> [TASK OBJECTIVE]: Keep only the lines of the listing that include the word "Output", and copy them.

(Recorded data)
»»
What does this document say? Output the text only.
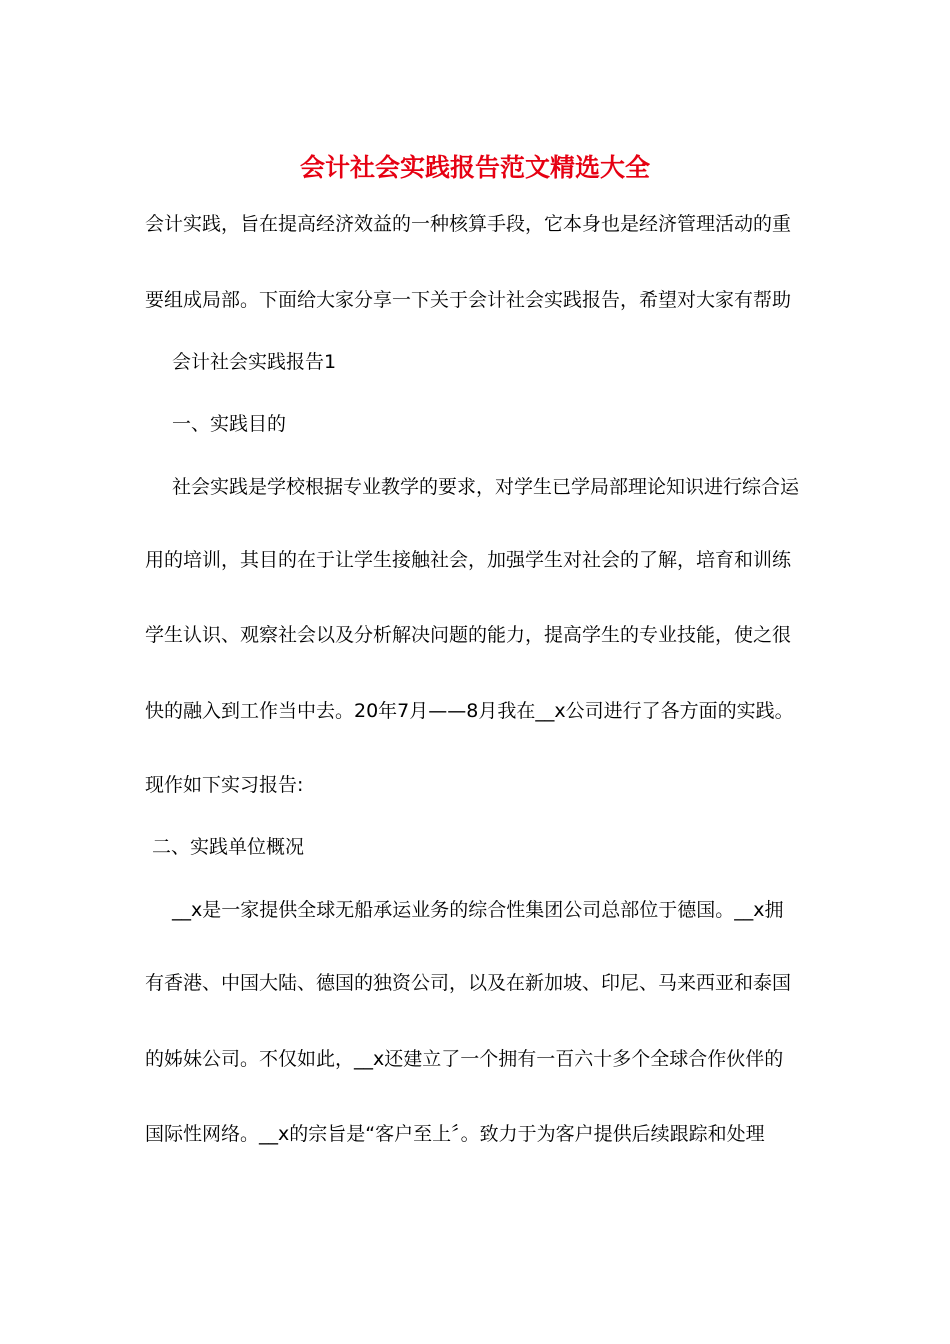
会计社会实践报告范文精选大全
会计实践，旨在提高经济效益的一种核算手段，它本身也是经济管理活动的重
要组成局部。下面给大家分享一下关于会计社会实践报告，希望对大家有帮助
会计社会实践报告1
一、实践目的
社会实践是学校根据专业教学的要求，对学生已学局部理论知识进行综合运
用的培训，其目的在于让学生接触社会，加强学生对社会的了解，培育和训练
学生认识、观察社会以及分析解决问题的能力，提高学生的专业技能，使之很
快的融入到工作当中去。20年7月——8月我在__x公司进行了各方面的实践。
现作如下实习报告:
二、实践单位概况
__x是一家提供全球无船承运业务的综合性集团公司总部位于德国。__x拥
有香港、中国大陆、德国的独资公司，以及在新加坡、印尼、马来西亚和泰国
的姊妹公司。不仅如此，__x还建立了一个拥有一百六十多个全球合作伙伴的
国际性网络。__x的宗旨是“客户至上〞。致力于为客户提供后续跟踪和处理
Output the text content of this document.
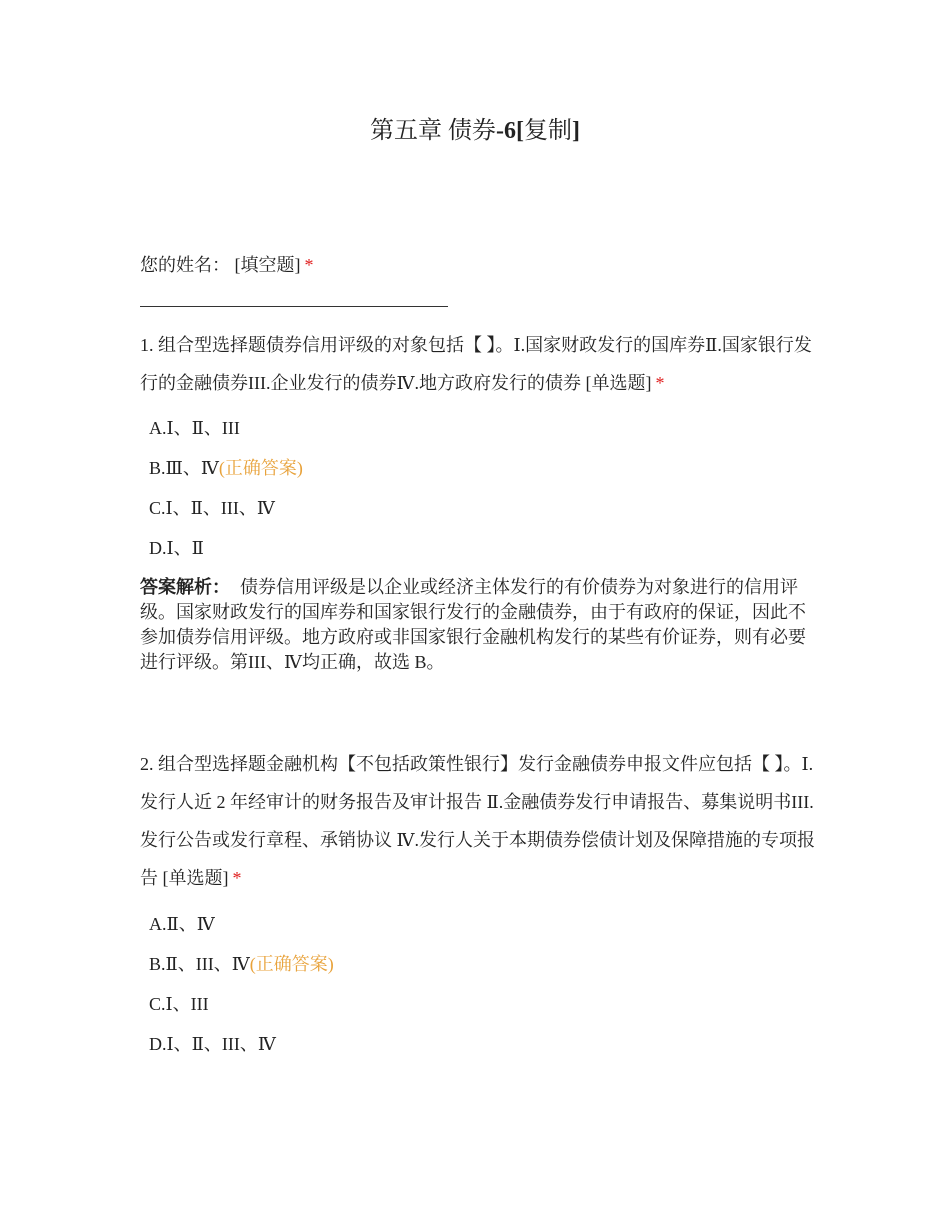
第五章 债券-6[复制]
您的姓名： [填空题] *
1. 组合型选择题债券信用评级的对象包括【 】。Ⅰ.国家财政发行的国库券Ⅱ.国家银行发行的金融债券III.企业发行的债券Ⅳ.地方政府发行的债券 [单选题] *
A.Ⅰ、Ⅱ、III
B.Ⅲ、Ⅳ(正确答案)
C.Ⅰ、Ⅱ、III、Ⅳ
D.Ⅰ、Ⅱ
答案解析： 债券信用评级是以企业或经济主体发行的有价债券为对象进行的信用评级。国家财政发行的国库券和国家银行发行的金融债券，由于有政府的保证，因此不参加债券信用评级。地方政府或非国家银行金融机构发行的某些有价证券，则有必要进行评级。第III、Ⅳ均正确，故选 B。
2. 组合型选择题金融机构【不包括政策性银行】发行金融债券申报文件应包括【 】。Ⅰ.发行人近 2 年经审计的财务报告及审计报告 Ⅱ.金融债券发行申请报告、募集说明书III.发行公告或发行章程、承销协议 Ⅳ.发行人关于本期债券偿债计划及保障措施的专项报告 [单选题] *
A.Ⅱ、Ⅳ
B.Ⅱ、III、Ⅳ(正确答案)
C.Ⅰ、III
D.Ⅰ、Ⅱ、III、Ⅳ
««
> [FULL ANSWER]:
What does this document say? Output the text only.
Output the text content of this document.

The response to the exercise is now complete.